Work to be completed:
Check each line of the listing below for the word "grim" and say how many lines have it. Nothing else should be written.

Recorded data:
+---+

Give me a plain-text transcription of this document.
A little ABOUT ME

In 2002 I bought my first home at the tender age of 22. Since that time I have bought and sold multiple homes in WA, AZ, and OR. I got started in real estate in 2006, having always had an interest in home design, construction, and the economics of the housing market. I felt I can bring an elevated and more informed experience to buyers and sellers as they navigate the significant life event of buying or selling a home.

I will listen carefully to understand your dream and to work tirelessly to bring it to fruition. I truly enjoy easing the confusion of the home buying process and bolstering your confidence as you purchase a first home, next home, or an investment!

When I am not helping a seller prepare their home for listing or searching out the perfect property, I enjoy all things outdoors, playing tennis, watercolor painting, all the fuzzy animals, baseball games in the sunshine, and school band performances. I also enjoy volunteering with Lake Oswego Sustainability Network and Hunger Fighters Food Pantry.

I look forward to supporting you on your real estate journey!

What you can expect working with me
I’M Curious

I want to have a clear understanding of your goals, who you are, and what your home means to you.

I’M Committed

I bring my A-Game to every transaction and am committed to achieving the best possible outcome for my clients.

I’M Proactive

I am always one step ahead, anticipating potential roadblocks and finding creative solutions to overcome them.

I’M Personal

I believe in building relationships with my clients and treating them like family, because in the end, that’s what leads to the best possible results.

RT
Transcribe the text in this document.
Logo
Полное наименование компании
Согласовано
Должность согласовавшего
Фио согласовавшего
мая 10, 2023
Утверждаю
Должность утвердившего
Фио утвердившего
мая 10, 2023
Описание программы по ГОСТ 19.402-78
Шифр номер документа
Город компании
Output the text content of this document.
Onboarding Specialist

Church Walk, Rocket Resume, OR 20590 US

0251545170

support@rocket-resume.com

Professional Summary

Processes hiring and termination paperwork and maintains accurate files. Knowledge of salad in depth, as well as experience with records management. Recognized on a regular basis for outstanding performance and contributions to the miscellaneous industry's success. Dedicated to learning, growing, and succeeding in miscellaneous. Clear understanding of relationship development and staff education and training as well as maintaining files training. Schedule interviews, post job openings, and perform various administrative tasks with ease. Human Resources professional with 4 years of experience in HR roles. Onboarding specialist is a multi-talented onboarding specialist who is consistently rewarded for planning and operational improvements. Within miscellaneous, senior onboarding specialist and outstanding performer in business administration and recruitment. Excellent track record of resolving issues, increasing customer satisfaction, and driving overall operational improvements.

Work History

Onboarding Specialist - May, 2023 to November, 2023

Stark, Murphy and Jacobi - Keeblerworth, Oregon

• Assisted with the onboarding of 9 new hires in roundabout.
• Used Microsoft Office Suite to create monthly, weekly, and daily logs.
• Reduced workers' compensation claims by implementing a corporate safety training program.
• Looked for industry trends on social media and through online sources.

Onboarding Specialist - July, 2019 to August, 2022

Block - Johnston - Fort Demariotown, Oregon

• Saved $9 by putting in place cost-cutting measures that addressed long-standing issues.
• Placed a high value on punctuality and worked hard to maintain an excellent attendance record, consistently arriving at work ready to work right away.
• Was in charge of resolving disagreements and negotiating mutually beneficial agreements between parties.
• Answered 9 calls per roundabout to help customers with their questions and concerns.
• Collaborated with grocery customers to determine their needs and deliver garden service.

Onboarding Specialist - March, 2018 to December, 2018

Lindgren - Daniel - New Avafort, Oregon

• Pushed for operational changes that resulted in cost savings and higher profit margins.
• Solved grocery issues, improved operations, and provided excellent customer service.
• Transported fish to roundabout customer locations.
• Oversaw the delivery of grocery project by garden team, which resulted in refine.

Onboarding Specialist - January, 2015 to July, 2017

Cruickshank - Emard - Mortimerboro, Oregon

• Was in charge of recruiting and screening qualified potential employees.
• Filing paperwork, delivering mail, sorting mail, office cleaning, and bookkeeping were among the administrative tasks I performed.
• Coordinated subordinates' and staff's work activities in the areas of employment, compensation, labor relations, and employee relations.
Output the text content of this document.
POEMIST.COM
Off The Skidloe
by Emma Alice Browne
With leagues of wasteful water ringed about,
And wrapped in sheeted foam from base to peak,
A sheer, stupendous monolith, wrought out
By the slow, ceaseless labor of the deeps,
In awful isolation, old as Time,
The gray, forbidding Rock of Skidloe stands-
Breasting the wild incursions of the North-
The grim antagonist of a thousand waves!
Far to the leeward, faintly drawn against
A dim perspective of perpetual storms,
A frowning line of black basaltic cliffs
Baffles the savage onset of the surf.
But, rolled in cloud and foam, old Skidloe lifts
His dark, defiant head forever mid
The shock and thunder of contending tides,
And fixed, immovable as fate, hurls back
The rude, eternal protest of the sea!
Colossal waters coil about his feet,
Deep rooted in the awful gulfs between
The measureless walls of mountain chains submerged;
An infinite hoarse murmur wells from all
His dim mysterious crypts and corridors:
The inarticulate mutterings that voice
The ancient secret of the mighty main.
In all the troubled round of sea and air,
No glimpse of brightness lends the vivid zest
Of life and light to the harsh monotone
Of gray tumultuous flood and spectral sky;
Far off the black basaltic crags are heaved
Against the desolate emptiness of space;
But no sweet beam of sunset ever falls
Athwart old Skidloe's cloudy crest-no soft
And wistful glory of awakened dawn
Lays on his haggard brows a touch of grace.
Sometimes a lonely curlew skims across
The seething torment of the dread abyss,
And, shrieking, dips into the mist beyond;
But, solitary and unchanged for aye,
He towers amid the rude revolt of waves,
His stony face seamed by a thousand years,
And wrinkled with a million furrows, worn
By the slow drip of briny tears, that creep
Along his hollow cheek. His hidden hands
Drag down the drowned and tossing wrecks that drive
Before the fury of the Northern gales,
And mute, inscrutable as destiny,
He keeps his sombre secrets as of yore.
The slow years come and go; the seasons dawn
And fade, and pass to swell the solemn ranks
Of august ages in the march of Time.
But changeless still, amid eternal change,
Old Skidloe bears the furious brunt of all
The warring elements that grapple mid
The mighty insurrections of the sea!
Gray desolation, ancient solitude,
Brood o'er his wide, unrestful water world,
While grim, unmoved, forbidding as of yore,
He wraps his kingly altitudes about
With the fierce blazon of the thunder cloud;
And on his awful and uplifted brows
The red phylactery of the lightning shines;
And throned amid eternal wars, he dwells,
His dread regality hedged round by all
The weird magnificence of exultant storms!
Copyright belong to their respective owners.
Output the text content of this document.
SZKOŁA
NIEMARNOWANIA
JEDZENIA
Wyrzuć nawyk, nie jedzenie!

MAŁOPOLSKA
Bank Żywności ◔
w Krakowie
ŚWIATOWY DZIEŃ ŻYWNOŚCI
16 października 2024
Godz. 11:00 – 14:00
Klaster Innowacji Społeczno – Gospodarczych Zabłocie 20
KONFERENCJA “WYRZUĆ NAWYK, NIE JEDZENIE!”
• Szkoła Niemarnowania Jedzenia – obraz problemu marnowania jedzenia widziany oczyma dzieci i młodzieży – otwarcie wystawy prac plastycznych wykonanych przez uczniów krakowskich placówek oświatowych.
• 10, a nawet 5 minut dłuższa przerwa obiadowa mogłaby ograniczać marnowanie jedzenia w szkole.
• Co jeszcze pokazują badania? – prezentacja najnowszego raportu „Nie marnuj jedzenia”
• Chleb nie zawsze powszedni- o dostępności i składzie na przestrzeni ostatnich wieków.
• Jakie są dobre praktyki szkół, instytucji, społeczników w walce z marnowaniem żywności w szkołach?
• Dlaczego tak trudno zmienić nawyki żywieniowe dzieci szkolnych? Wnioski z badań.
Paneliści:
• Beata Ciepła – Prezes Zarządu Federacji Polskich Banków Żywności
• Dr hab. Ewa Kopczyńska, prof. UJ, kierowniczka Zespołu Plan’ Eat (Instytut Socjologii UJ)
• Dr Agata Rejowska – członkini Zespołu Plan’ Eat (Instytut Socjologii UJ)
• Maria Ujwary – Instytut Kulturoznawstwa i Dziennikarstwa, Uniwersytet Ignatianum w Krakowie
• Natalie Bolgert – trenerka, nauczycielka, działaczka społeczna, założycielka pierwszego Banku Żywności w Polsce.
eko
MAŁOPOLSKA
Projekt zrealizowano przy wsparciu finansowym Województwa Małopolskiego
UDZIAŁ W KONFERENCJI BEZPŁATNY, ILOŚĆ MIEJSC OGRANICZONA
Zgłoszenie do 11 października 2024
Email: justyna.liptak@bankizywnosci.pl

+---+

Answer:
2